> [REQUIRED WORK] Print the lines of the listing exactly as they appear, starting at the first line and ending at the line containing "person-7 <box>270 963 320 1063</box>", both ends included.

> [ROWS]
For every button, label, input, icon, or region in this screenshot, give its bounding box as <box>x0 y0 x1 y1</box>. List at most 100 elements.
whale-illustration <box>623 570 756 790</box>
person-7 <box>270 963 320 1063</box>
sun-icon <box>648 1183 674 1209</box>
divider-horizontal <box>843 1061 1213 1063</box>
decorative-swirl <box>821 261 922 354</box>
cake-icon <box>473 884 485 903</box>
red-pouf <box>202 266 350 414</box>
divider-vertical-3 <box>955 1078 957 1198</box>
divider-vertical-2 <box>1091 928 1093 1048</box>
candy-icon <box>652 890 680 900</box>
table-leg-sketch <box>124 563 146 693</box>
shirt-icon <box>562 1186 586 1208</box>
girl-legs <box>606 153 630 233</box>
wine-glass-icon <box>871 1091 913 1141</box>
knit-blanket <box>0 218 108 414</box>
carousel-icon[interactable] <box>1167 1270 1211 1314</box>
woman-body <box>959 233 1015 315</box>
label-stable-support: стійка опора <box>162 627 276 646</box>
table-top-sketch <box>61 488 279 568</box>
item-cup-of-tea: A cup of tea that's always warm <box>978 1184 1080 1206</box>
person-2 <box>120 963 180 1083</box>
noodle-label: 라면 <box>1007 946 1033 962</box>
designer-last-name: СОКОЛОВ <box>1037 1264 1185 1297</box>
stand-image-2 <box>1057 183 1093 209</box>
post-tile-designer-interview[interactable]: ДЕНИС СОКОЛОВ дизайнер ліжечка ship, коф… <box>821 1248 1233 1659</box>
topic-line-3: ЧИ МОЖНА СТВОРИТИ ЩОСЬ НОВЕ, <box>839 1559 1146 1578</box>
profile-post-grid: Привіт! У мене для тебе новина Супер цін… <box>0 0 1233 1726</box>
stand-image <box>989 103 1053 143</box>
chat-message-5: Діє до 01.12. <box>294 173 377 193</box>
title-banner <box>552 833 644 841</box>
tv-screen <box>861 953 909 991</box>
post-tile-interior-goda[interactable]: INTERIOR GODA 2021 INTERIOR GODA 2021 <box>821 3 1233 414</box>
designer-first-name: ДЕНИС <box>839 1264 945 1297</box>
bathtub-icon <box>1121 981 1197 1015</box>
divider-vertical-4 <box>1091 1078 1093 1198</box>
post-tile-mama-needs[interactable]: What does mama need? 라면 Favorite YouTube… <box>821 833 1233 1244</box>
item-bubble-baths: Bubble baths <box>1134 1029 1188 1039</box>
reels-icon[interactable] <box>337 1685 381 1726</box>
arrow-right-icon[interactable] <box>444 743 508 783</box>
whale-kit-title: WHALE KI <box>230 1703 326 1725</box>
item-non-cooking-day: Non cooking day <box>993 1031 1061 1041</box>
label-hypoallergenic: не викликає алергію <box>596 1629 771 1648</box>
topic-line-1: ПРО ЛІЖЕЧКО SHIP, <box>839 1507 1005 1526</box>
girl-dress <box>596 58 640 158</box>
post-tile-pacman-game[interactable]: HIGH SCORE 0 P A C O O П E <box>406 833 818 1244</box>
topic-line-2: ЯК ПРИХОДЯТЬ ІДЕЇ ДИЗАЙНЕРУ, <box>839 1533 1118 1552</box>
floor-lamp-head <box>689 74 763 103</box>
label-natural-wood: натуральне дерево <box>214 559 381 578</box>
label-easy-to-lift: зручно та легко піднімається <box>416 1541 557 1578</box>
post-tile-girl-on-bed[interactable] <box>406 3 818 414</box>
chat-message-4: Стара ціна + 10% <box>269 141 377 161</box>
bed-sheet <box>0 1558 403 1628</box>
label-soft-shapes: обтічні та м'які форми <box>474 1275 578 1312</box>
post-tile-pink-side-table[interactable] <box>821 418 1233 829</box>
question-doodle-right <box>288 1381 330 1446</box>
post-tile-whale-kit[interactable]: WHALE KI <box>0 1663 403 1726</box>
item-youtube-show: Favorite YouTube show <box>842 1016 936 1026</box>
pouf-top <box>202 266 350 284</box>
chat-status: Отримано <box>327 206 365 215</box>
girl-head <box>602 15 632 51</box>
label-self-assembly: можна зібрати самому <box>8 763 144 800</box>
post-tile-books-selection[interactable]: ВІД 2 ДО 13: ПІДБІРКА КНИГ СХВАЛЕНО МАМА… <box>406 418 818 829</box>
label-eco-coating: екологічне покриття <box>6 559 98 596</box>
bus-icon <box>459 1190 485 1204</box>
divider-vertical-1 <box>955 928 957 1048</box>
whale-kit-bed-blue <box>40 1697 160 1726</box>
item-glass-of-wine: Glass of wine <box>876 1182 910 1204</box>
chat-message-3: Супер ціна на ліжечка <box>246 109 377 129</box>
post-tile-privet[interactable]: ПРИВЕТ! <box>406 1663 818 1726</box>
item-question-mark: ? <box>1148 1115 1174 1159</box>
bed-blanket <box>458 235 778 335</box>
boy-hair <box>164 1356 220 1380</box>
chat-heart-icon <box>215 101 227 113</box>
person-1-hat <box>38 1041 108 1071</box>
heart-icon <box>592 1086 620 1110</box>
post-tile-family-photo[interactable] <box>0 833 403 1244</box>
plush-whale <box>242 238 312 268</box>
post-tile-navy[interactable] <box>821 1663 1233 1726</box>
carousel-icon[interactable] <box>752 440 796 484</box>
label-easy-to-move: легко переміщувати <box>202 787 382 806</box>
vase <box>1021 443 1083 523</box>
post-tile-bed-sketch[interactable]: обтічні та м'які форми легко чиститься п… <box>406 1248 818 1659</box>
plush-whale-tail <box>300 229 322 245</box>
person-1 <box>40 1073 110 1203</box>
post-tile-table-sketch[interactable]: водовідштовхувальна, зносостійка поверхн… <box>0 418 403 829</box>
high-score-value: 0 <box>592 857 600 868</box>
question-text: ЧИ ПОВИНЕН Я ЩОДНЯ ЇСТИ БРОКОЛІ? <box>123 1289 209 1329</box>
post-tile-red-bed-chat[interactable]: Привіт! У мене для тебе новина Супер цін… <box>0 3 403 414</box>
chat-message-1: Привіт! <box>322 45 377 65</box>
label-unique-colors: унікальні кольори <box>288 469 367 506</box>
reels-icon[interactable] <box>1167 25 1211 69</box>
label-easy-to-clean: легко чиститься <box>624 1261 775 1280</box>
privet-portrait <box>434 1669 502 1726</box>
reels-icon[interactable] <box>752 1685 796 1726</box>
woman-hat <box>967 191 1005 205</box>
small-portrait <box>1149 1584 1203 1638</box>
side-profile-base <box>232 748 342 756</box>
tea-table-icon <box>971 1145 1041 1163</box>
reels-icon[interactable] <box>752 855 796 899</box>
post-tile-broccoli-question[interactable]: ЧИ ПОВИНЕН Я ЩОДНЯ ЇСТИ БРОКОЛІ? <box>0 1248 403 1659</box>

> [THE RESULT]
For every button, label, input, icon, or region in this screenshot, give its bounding box as <box>x0 y0 x1 y1</box>. List at most 100 elements.
whale-illustration <box>623 570 756 790</box>
person-7 <box>270 963 320 1063</box>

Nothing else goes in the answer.